Problem requirements →
Extract every line that includes the string "Dimensão".

Material shown →
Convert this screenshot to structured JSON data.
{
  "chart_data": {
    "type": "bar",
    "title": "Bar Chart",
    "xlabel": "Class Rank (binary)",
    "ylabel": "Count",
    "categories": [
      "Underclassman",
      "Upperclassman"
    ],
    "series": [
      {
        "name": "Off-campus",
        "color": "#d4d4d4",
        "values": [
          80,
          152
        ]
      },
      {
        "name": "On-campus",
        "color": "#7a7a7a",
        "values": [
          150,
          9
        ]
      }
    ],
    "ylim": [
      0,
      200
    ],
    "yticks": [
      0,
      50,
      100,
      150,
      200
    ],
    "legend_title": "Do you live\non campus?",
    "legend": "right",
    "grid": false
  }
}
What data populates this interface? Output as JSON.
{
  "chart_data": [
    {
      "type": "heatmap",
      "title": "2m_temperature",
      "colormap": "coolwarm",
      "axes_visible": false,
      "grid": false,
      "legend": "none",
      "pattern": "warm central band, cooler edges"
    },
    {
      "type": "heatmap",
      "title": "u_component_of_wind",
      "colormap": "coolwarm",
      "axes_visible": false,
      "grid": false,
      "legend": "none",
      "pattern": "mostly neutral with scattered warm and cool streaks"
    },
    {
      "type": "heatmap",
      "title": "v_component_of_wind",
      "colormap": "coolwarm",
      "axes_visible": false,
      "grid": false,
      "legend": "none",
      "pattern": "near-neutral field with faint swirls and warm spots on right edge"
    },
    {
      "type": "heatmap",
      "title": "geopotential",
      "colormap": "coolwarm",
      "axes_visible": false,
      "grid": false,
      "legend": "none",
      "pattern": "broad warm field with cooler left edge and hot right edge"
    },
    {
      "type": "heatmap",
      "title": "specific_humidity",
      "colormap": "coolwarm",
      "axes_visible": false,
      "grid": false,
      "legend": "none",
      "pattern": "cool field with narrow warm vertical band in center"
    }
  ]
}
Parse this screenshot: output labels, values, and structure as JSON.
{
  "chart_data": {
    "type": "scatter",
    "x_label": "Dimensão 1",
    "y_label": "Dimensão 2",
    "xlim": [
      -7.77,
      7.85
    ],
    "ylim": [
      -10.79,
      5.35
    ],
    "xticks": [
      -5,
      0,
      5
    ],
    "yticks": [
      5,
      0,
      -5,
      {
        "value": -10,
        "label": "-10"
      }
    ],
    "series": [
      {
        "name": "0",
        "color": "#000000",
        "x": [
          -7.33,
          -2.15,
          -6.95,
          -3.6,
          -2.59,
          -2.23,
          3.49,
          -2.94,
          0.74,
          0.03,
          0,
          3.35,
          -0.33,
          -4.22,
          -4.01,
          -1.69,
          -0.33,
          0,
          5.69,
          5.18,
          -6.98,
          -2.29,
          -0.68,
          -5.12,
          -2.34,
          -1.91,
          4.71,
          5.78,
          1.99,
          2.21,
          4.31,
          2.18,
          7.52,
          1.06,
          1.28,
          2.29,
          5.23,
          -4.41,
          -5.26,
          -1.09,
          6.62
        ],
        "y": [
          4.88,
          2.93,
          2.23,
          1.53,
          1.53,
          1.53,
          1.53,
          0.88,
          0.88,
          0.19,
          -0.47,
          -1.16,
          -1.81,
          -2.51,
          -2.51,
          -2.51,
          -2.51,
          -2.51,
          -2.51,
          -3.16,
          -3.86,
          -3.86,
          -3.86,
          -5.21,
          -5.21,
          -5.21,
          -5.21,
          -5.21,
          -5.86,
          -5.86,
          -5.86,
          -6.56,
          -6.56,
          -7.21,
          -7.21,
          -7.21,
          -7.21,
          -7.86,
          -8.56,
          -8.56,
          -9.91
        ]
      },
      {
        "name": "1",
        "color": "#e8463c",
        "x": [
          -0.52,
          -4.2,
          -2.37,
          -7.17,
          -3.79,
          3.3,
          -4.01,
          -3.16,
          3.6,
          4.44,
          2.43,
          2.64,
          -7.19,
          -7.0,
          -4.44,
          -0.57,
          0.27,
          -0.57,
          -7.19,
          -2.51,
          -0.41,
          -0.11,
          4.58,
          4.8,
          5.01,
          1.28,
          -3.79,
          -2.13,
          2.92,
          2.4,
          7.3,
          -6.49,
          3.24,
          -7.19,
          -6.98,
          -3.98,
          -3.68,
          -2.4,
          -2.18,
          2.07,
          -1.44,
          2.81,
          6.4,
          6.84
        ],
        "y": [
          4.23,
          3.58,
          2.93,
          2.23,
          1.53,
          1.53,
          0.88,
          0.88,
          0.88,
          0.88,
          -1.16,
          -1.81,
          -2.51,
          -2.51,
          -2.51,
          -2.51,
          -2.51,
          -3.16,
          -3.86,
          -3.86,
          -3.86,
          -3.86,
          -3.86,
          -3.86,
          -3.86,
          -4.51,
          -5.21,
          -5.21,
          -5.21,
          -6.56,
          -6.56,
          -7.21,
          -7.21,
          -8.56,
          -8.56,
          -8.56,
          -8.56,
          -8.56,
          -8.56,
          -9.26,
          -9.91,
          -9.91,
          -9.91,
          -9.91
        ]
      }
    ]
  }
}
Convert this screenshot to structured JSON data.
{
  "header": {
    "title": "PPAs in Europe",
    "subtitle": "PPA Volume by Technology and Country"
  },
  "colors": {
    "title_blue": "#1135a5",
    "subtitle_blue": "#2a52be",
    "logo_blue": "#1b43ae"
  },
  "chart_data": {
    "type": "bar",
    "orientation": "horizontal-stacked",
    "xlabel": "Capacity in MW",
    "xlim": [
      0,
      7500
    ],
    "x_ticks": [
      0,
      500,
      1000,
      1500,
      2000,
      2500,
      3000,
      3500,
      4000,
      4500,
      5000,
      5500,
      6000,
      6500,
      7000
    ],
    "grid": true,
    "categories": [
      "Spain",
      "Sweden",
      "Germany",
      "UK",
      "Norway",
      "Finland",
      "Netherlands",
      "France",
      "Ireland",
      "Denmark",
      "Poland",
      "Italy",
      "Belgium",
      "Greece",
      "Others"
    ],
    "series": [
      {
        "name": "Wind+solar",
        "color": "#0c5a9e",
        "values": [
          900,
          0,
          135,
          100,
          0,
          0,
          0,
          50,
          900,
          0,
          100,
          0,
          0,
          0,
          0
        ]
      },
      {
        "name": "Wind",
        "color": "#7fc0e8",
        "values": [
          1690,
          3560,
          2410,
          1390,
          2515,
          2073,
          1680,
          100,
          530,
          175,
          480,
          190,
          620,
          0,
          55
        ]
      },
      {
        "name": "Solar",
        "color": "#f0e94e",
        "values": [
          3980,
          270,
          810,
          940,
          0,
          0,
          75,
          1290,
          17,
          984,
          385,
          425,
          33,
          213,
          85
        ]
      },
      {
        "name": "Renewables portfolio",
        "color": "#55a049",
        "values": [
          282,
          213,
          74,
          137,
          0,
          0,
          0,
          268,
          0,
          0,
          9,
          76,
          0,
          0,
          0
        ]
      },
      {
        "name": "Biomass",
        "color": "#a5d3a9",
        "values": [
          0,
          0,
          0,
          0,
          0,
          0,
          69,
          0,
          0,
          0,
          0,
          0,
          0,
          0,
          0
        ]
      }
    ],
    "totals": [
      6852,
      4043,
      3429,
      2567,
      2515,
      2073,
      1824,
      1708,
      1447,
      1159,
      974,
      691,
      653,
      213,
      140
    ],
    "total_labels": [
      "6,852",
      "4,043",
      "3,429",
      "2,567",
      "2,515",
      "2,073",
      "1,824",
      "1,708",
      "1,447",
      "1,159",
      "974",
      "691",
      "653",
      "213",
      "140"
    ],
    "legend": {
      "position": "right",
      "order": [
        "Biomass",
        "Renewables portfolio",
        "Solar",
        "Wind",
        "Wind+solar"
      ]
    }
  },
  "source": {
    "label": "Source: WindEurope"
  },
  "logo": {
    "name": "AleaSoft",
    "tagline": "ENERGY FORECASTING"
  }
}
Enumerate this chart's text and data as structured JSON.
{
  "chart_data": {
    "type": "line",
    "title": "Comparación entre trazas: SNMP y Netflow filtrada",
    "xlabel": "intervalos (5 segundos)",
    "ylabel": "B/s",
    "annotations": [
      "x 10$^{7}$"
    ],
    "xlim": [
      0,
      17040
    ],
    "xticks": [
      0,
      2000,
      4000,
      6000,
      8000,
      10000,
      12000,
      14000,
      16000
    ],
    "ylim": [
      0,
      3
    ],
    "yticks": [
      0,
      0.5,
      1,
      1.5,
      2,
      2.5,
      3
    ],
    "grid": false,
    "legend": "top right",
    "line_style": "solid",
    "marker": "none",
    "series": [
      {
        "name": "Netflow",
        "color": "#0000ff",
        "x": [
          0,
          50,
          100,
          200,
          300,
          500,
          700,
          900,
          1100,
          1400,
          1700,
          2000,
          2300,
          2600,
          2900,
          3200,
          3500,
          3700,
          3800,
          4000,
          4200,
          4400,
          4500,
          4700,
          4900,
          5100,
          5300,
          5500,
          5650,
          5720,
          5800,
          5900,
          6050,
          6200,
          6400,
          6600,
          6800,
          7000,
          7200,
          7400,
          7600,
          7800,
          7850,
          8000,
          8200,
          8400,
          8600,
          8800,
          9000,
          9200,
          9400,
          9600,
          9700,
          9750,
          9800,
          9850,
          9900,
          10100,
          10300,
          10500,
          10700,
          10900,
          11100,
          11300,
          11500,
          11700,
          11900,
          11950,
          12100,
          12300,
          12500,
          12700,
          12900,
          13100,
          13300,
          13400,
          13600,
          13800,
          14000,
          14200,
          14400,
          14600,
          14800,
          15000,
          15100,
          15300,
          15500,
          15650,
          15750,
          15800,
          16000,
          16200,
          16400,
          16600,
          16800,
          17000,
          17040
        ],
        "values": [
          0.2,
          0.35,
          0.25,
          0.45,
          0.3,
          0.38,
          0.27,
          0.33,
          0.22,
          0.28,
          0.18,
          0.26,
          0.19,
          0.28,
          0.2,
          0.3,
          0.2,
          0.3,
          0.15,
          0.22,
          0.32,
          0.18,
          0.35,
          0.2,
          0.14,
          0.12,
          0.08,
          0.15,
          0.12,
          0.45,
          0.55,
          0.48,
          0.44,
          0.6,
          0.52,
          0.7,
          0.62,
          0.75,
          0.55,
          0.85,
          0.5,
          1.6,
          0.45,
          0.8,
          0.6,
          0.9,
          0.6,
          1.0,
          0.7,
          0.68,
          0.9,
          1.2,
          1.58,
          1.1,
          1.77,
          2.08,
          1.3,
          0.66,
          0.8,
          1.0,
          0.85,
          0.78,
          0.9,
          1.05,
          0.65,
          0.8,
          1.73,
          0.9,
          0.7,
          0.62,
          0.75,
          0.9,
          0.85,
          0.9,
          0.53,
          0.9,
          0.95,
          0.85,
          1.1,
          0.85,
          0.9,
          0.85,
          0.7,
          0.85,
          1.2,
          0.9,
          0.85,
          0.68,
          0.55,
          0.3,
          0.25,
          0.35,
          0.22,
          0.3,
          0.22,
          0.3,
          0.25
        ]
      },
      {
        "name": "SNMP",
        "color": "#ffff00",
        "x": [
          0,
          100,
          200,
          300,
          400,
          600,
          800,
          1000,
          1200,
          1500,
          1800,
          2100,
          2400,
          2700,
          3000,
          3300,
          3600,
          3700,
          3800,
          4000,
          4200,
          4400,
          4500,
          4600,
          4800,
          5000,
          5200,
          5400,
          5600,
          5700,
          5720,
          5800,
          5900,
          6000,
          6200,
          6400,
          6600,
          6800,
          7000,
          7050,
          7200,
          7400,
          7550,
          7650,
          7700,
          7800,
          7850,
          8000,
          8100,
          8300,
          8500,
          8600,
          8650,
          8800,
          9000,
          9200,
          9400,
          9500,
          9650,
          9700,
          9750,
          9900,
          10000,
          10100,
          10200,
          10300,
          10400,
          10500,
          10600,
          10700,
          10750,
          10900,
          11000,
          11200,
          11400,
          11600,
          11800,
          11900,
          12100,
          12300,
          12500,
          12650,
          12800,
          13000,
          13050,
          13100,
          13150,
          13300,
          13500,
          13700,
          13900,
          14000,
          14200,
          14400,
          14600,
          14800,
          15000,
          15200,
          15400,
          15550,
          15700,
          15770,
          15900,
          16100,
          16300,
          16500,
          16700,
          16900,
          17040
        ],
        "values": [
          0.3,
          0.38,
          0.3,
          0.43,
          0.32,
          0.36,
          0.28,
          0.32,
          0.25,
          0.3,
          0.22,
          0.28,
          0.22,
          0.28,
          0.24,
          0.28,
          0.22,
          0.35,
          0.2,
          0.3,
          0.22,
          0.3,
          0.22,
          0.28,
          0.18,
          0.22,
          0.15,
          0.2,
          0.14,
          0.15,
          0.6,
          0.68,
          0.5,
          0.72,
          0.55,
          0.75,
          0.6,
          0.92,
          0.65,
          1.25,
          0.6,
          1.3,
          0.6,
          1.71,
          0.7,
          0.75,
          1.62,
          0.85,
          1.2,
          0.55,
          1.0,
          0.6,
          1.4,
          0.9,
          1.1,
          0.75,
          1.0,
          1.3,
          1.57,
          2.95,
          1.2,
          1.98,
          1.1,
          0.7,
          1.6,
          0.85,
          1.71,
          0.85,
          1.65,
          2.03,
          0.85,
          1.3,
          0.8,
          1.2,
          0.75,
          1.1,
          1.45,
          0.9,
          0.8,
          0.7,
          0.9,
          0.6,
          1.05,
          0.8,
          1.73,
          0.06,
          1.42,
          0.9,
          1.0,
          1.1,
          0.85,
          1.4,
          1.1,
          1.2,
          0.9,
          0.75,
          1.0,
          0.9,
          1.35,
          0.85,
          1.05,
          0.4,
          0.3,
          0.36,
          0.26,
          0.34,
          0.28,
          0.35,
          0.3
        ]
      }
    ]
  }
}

Exercise response →
    "x_label": "Dimensão 1",
    "y_label": "Dimensão 2",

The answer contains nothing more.